WRITTEN REQUEST >> Every entry must be duplicated precisely as written.

Records:
-------------------------
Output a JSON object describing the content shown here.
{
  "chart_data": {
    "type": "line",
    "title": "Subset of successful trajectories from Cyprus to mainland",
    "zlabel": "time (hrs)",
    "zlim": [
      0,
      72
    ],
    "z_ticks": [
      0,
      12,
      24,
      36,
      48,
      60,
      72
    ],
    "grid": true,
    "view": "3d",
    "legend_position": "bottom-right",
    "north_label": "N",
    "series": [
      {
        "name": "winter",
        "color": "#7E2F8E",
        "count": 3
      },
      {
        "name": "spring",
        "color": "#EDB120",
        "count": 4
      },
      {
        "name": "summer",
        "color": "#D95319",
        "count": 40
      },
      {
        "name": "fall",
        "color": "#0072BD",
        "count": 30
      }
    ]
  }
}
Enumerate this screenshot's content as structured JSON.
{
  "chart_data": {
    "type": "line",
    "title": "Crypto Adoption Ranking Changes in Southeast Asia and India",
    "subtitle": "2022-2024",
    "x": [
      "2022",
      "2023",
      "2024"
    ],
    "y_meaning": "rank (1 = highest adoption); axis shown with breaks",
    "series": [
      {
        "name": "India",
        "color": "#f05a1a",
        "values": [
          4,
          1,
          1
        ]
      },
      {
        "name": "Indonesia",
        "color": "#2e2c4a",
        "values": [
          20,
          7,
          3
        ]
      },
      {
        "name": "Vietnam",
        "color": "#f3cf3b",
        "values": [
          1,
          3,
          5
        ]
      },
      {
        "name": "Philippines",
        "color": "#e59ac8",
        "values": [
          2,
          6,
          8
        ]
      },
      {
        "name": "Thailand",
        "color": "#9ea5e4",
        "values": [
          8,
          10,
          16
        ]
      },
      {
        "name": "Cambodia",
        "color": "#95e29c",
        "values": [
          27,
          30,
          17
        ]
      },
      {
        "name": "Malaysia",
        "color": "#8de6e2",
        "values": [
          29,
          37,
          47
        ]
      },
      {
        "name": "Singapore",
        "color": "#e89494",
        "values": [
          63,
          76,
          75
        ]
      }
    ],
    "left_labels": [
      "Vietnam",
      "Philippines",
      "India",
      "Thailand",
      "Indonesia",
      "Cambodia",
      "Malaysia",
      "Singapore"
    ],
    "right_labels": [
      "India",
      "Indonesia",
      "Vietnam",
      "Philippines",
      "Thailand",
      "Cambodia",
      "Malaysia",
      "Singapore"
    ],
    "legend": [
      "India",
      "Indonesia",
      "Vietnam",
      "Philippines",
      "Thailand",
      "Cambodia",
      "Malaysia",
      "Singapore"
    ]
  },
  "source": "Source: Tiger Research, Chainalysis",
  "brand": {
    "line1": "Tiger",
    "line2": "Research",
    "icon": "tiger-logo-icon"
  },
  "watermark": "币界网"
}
-------------------------
WRITTEN RESPONSE >>
Output a JSON object describing the content shown here.
{
  "chart_data": {
    "type": "line",
    "title": "Subset of successful trajectories from Cyprus to mainland",
    "zlabel": "time (hrs)",
    "zlim": [
      0,
      72
    ],
    "z_ticks": [
      0,
      12,
      24,
      36,
      48,
      60,
      72
    ],
    "grid": true,
    "view": "3d",
    "legend_position": "bottom-right",
    "north_label": "N",
    "series": [
      {
        "name": "winter",
        "color": "#7E2F8E",
        "count": 3
      },
      {
        "name": "spring",
        "color": "#EDB120",
        "count": 4
      },
      {
        "name": "summer",
        "color": "#D95319",
        "count": 40
      },
      {
        "name": "fall",
        "color": "#0072BD",
        "count": 30
      }
    ]
  }
}
Enumerate this screenshot's content as structured JSON.
{
  "chart_data": {
    "type": "line",
    "title": "Crypto Adoption Ranking Changes in Southeast Asia and India",
    "subtitle": "2022-2024",
    "x": [
      "2022",
      "2023",
      "2024"
    ],
    "y_meaning": "rank (1 = highest adoption); axis shown with breaks",
    "series": [
      {
        "name": "India",
        "color": "#f05a1a",
        "values": [
          4,
          1,
          1
        ]
      },
      {
        "name": "Indonesia",
        "color": "#2e2c4a",
        "values": [
          20,
          7,
          3
        ]
      },
      {
        "name": "Vietnam",
        "color": "#f3cf3b",
        "values": [
          1,
          3,
          5
        ]
      },
      {
        "name": "Philippines",
        "color": "#e59ac8",
        "values": [
          2,
          6,
          8
        ]
      },
      {
        "name": "Thailand",
        "color": "#9ea5e4",
        "values": [
          8,
          10,
          16
        ]
      },
      {
        "name": "Cambodia",
        "color": "#95e29c",
        "values": [
          27,
          30,
          17
        ]
      },
      {
        "name": "Malaysia",
        "color": "#8de6e2",
        "values": [
          29,
          37,
          47
        ]
      },
      {
        "name": "Singapore",
        "color": "#e89494",
        "values": [
          63,
          76,
          75
        ]
      }
    ],
    "left_labels": [
      "Vietnam",
      "Philippines",
      "India",
      "Thailand",
      "Indonesia",
      "Cambodia",
      "Malaysia",
      "Singapore"
    ],
    "right_labels": [
      "India",
      "Indonesia",
      "Vietnam",
      "Philippines",
      "Thailand",
      "Cambodia",
      "Malaysia",
      "Singapore"
    ],
    "legend": [
      "India",
      "Indonesia",
      "Vietnam",
      "Philippines",
      "Thailand",
      "Cambodia",
      "Malaysia",
      "Singapore"
    ]
  },
  "source": "Source: Tiger Research, Chainalysis",
  "brand": {
    "line1": "Tiger",
    "line2": "Research",
    "icon": "tiger-logo-icon"
  },
  "watermark": "币界网"
}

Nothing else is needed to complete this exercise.